→ PROBLEM TO SOLVE: In the passage on newsmagazine book reviewers, what byline did the writer use for a radio column thirty-two years earlier?

I don’t think anyone would deny at this late date that the most consistently abusive criticism of fiction books appears in the newsmagazines. Week after week, year after year, the resentfully anonymous reviewers on these publications behave like little bullies, insulting men and women of talent and discouraging men and women of promise. But who are these reviewers, and what’s the matter with them? Well, here I have special knowledge. I have worked on Time and Newsweek, and, inevitably through the years I have picked up information about the background of their book department personnel. Invariably they majored in English in college, wrote for their college literary publications, and “tried to write” after graduation. In junior year they say, in a tone of surly apprehension, “I think I’ll try to write.” And so they send their little pieces to The New Yorker and, second time around, to the literary magazines; and when they are defeated by what the call the New Yorker formula, they try the novel. In the Thirties they wrote their own versions of _________; in the Fifties their successors had a try at The Catcher in the Rye; and now, I guess, the successors of the successors are busy with the writings of John Updike. Fortunately for me, ________ had already been published; fortunately for J. D. Salinger, he had published The Catcher in the Rye; unfortunately for those young men who thought the novel looked so easy, they had to take these jobs on the newsmagazines.

If they didn’t go to work for Time or Newsweek, they got jobs on The New Yorker or in publishing houses, or they became teachers. In other words, it might be said that there is a pool of unsuccessful writers of fiction who are all too readily available for occasional book reviews. With their background it is not surprising that there is so much spiteful condescension in the pieces they write for the Sunday supplements (I never see the little magazines so I don’t know what the hell goes on there, but I can guess.)

But now they have a Cause. The exciting word is getting around that not only the novel, but all fiction, must go. Not go-go-go, just go. Mind you, there are a few favorites who can still get under the wire. Certain crude efforts of certain novelists, short story writers, and poets, which could not be put aside without politico-social repercussions, will get the nod. But the exceptions are being made for writers who in general have pretty much the same stories to tell, and they would not in any event have done much to support the cause of creative writing. The writers for whom the exceptions are being made will shortly be found in that pool I mentioned earlier.

It is not seismologically disturbing to find, among the New Enemies of Fiction, a man whom I shall call Tootsie Washburn. (You’d be amazed to learn how easy it is to make up these names.) Years ago, in my drinking days, Tootsie became a patron of a saloon that had been a favorite of mine long before Tootsie had been given a job in the lowest form of critical enterprise, namely, radio and television reviewing. Night after night, Tootsie would engage me in conversation about the novel; the novel in general, and the novel that he in particular was writing. That was about seventeen years ago, and Tootsie’s novel has yet to be published. He may have put it aside to work on the play he announced for production two or three years ago but that so far has not been produced. He may have decided to withdraw his play in order to better his chances of getting a certain drama critic’s job, but he didn’t get that either. He seems to be having more success in making a play for the Elsa Maxwell set, which is exactly where he belongs, but he still finds time to devote himself to the N. E. of F. Thirty-two years ago I wrote a radio column under the byline Franey Delaney, although I didn’t own a radio; but that didn’t keep me from admiring successful novelists, playwrights, and short story writers. I suppose it’s true that if you really adminre creative writers you’re much more tolerant of their success, and in spite of all his early humility and compliments, Tootsie Washburn never quite convinced me that he was a sincere fan. Of course I could be wrong there.

→ MATERIAL PROVIDED:
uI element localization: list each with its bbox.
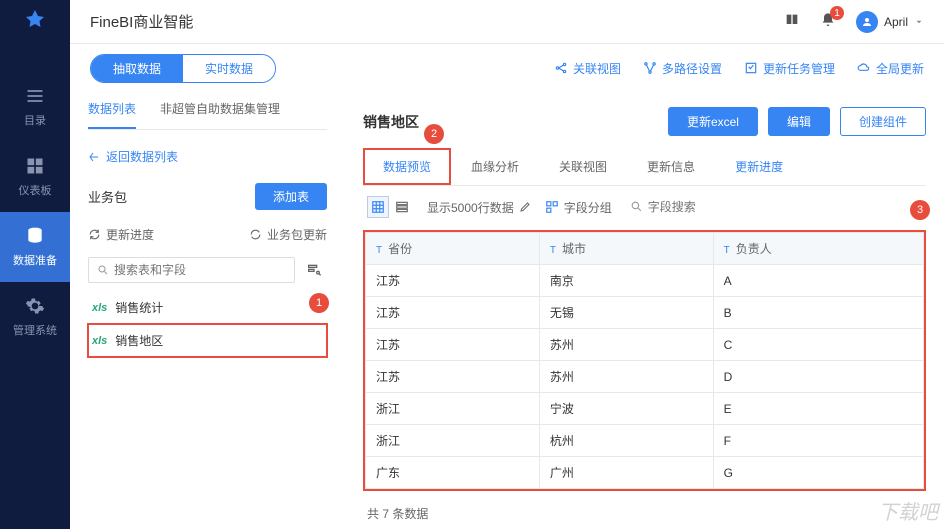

→ COMPLETE OUTPUT: Franey Delaney